▸ What is being asked: Please quote the material exactly, every line of it.

▸ Given entries:
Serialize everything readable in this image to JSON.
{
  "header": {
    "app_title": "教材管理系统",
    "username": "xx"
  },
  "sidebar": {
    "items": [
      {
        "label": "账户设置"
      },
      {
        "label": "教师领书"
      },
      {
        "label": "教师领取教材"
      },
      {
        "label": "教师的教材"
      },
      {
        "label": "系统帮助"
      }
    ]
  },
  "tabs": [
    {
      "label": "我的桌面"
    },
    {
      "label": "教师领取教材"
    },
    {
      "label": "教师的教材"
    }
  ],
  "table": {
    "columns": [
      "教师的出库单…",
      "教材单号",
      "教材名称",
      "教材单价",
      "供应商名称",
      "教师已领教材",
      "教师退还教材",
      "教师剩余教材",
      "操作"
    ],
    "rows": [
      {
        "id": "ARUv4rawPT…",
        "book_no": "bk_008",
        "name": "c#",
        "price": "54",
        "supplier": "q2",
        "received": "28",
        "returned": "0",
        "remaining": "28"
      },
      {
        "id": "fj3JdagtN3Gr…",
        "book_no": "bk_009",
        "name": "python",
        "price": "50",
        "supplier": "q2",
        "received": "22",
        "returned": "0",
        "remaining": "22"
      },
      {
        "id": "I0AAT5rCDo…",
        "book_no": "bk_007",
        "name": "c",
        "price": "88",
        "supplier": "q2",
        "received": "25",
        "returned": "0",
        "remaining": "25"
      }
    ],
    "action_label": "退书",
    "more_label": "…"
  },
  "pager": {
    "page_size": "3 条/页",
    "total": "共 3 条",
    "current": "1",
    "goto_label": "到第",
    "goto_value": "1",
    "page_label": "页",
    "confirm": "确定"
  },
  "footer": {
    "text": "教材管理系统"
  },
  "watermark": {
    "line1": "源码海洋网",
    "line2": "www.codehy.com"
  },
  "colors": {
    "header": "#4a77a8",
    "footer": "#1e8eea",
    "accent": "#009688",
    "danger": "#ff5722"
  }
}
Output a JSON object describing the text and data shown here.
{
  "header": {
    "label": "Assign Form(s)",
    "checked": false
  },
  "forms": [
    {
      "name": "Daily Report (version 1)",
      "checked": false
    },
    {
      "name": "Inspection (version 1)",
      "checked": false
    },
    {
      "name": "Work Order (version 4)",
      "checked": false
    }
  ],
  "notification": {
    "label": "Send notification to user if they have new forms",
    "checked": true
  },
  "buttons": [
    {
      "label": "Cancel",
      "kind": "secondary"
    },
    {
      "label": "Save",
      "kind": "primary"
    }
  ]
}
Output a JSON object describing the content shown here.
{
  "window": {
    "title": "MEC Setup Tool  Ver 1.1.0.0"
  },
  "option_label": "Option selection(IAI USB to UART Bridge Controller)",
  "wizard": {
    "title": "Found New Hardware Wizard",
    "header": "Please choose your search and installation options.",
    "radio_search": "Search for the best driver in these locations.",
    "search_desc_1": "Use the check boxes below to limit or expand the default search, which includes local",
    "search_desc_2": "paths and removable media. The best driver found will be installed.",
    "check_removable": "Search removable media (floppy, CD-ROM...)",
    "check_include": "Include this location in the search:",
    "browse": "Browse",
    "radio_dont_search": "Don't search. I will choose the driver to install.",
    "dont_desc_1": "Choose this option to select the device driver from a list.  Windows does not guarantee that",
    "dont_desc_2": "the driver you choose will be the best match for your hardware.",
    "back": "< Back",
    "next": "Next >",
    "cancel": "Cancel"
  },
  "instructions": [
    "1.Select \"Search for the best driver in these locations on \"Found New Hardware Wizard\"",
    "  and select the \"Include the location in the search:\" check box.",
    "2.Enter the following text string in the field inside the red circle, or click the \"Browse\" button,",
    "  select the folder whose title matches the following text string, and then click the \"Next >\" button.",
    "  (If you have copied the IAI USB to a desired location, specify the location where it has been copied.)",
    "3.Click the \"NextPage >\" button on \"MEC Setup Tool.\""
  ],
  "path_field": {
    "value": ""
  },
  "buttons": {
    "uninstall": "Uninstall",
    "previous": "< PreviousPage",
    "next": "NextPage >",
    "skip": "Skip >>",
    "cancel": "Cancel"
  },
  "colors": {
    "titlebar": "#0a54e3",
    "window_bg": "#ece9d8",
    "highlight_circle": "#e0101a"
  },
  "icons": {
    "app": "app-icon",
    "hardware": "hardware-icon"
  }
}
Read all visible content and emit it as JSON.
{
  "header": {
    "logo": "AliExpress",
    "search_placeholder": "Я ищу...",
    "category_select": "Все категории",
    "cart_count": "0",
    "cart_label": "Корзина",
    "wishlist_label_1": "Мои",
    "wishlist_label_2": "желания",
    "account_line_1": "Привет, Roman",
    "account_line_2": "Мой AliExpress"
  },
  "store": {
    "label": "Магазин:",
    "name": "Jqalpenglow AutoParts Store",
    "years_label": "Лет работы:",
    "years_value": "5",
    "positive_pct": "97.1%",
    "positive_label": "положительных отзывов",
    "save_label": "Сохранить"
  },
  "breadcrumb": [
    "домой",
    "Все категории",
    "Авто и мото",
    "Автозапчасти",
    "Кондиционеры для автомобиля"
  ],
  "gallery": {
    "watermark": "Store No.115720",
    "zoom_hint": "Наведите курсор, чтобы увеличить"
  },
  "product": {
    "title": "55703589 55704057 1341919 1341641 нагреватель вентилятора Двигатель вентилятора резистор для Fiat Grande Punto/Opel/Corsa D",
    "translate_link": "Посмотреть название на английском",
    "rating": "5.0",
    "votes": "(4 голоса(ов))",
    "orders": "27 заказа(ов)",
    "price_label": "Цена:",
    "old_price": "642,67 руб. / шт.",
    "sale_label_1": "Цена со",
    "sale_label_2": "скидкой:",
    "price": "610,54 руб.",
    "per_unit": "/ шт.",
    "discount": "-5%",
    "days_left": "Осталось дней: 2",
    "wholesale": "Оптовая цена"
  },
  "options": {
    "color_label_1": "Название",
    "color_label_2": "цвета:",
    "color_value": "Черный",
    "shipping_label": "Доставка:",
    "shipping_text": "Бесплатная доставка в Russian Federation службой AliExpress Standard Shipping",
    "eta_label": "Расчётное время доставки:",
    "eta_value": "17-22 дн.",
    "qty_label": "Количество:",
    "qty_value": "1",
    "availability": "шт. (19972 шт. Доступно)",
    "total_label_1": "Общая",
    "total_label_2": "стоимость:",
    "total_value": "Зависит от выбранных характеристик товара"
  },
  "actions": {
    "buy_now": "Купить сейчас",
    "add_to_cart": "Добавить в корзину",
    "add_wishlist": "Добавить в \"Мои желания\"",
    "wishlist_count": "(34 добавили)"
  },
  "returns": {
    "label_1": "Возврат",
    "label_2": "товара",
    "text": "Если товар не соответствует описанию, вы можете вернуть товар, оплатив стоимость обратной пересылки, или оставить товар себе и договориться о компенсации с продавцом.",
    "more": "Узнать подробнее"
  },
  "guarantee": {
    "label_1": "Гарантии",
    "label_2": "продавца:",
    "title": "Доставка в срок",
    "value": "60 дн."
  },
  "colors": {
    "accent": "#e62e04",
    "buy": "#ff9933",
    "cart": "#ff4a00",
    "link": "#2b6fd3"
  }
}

▸ Result for this exercise:
Serialize everything readable in this image to JSON.
{
  "header": {
    "app_title": "教材管理系统",
    "username": "xx"
  },
  "sidebar": {
    "items": [
      {
        "label": "账户设置"
      },
      {
        "label": "教师领书"
      },
      {
        "label": "教师领取教材"
      },
      {
        "label": "教师的教材"
      },
      {
        "label": "系统帮助"
      }
    ]
  },
  "tabs": [
    {
      "label": "我的桌面"
    },
    {
      "label": "教师领取教材"
    },
    {
      "label": "教师的教材"
    }
  ],
  "table": {
    "columns": [
      "教师的出库单…",
      "教材单号",
      "教材名称",
      "教材单价",
      "供应商名称",
      "教师已领教材",
      "教师退还教材",
      "教师剩余教材",
      "操作"
    ],
    "rows": [
      {
        "id": "ARUv4rawPT…",
        "book_no": "bk_008",
        "name": "c#",
        "price": "54",
        "supplier": "q2",
        "received": "28",
        "returned": "0",
        "remaining": "28"
      },
      {
        "id": "fj3JdagtN3Gr…",
        "book_no": "bk_009",
        "name": "python",
        "price": "50",
        "supplier": "q2",
        "received": "22",
        "returned": "0",
        "remaining": "22"
      },
      {
        "id": "I0AAT5rCDo…",
        "book_no": "bk_007",
        "name": "c",
        "price": "88",
        "supplier": "q2",
        "received": "25",
        "returned": "0",
        "remaining": "25"
      }
    ],
    "action_label": "退书",
    "more_label": "…"
  },
  "pager": {
    "page_size": "3 条/页",
    "total": "共 3 条",
    "current": "1",
    "goto_label": "到第",
    "goto_value": "1",
    "page_label": "页",
    "confirm": "确定"
  },
  "footer": {
    "text": "教材管理系统"
  },
  "watermark": {
    "line1": "源码海洋网",
    "line2": "www.codehy.com"
  },
  "colors": {
    "header": "#4a77a8",
    "footer": "#1e8eea",
    "accent": "#009688",
    "danger": "#ff5722"
  }
}
Output a JSON object describing the text and data shown here.
{
  "header": {
    "label": "Assign Form(s)",
    "checked": false
  },
  "forms": [
    {
      "name": "Daily Report (version 1)",
      "checked": false
    },
    {
      "name": "Inspection (version 1)",
      "checked": false
    },
    {
      "name": "Work Order (version 4)",
      "checked": false
    }
  ],
  "notification": {
    "label": "Send notification to user if they have new forms",
    "checked": true
  },
  "buttons": [
    {
      "label": "Cancel",
      "kind": "secondary"
    },
    {
      "label": "Save",
      "kind": "primary"
    }
  ]
}
Output a JSON object describing the content shown here.
{
  "window": {
    "title": "MEC Setup Tool  Ver 1.1.0.0"
  },
  "option_label": "Option selection(IAI USB to UART Bridge Controller)",
  "wizard": {
    "title": "Found New Hardware Wizard",
    "header": "Please choose your search and installation options.",
    "radio_search": "Search for the best driver in these locations.",
    "search_desc_1": "Use the check boxes below to limit or expand the default search, which includes local",
    "search_desc_2": "paths and removable media. The best driver found will be installed.",
    "check_removable": "Search removable media (floppy, CD-ROM...)",
    "check_include": "Include this location in the search:",
    "browse": "Browse",
    "radio_dont_search": "Don't search. I will choose the driver to install.",
    "dont_desc_1": "Choose this option to select the device driver from a list.  Windows does not guarantee that",
    "dont_desc_2": "the driver you choose will be the best match for your hardware.",
    "back": "< Back",
    "next": "Next >",
    "cancel": "Cancel"
  },
  "instructions": [
    "1.Select \"Search for the best driver in these locations on \"Found New Hardware Wizard\"",
    "  and select the \"Include the location in the search:\" check box.",
    "2.Enter the following text string in the field inside the red circle, or click the \"Browse\" button,",
    "  select the folder whose title matches the following text string, and then click the \"Next >\" button.",
    "  (If you have copied the IAI USB to a desired location, specify the location where it has been copied.)",
    "3.Click the \"NextPage >\" button on \"MEC Setup Tool.\""
  ],
  "path_field": {
    "value": ""
  },
  "buttons": {
    "uninstall": "Uninstall",
    "previous": "< PreviousPage",
    "next": "NextPage >",
    "skip": "Skip >>",
    "cancel": "Cancel"
  },
  "colors": {
    "titlebar": "#0a54e3",
    "window_bg": "#ece9d8",
    "highlight_circle": "#e0101a"
  },
  "icons": {
    "app": "app-icon",
    "hardware": "hardware-icon"
  }
}
Read all visible content and emit it as JSON.
{
  "header": {
    "logo": "AliExpress",
    "search_placeholder": "Я ищу...",
    "category_select": "Все категории",
    "cart_count": "0",
    "cart_label": "Корзина",
    "wishlist_label_1": "Мои",
    "wishlist_label_2": "желания",
    "account_line_1": "Привет, Roman",
    "account_line_2": "Мой AliExpress"
  },
  "store": {
    "label": "Магазин:",
    "name": "Jqalpenglow AutoParts Store",
    "years_label": "Лет работы:",
    "years_value": "5",
    "positive_pct": "97.1%",
    "positive_label": "положительных отзывов",
    "save_label": "Сохранить"
  },
  "breadcrumb": [
    "домой",
    "Все категории",
    "Авто и мото",
    "Автозапчасти",
    "Кондиционеры для автомобиля"
  ],
  "gallery": {
    "watermark": "Store No.115720",
    "zoom_hint": "Наведите курсор, чтобы увеличить"
  },
  "product": {
    "title": "55703589 55704057 1341919 1341641 нагреватель вентилятора Двигатель вентилятора резистор для Fiat Grande Punto/Opel/Corsa D",
    "translate_link": "Посмотреть название на английском",
    "rating": "5.0",
    "votes": "(4 голоса(ов))",
    "orders": "27 заказа(ов)",
    "price_label": "Цена:",
    "old_price": "642,67 руб. / шт.",
    "sale_label_1": "Цена со",
    "sale_label_2": "скидкой:",
    "price": "610,54 руб.",
    "per_unit": "/ шт.",
    "discount": "-5%",
    "days_left": "Осталось дней: 2",
    "wholesale": "Оптовая цена"
  },
  "options": {
    "color_label_1": "Название",
    "color_label_2": "цвета:",
    "color_value": "Черный",
    "shipping_label": "Доставка:",
    "shipping_text": "Бесплатная доставка в Russian Federation службой AliExpress Standard Shipping",
    "eta_label": "Расчётное время доставки:",
    "eta_value": "17-22 дн.",
    "qty_label": "Количество:",
    "qty_value": "1",
    "availability": "шт. (19972 шт. Доступно)",
    "total_label_1": "Общая",
    "total_label_2": "стоимость:",
    "total_value": "Зависит от выбранных характеристик товара"
  },
  "actions": {
    "buy_now": "Купить сейчас",
    "add_to_cart": "Добавить в корзину",
    "add_wishlist": "Добавить в \"Мои желания\"",
    "wishlist_count": "(34 добавили)"
  },
  "returns": {
    "label_1": "Возврат",
    "label_2": "товара",
    "text": "Если товар не соответствует описанию, вы можете вернуть товар, оплатив стоимость обратной пересылки, или оставить товар себе и договориться о компенсации с продавцом.",
    "more": "Узнать подробнее"
  },
  "guarantee": {
    "label_1": "Гарантии",
    "label_2": "продавца:",
    "title": "Доставка в срок",
    "value": "60 дн."
  },
  "colors": {
    "accent": "#e62e04",
    "buy": "#ff9933",
    "cart": "#ff4a00",
    "link": "#2b6fd3"
  }
}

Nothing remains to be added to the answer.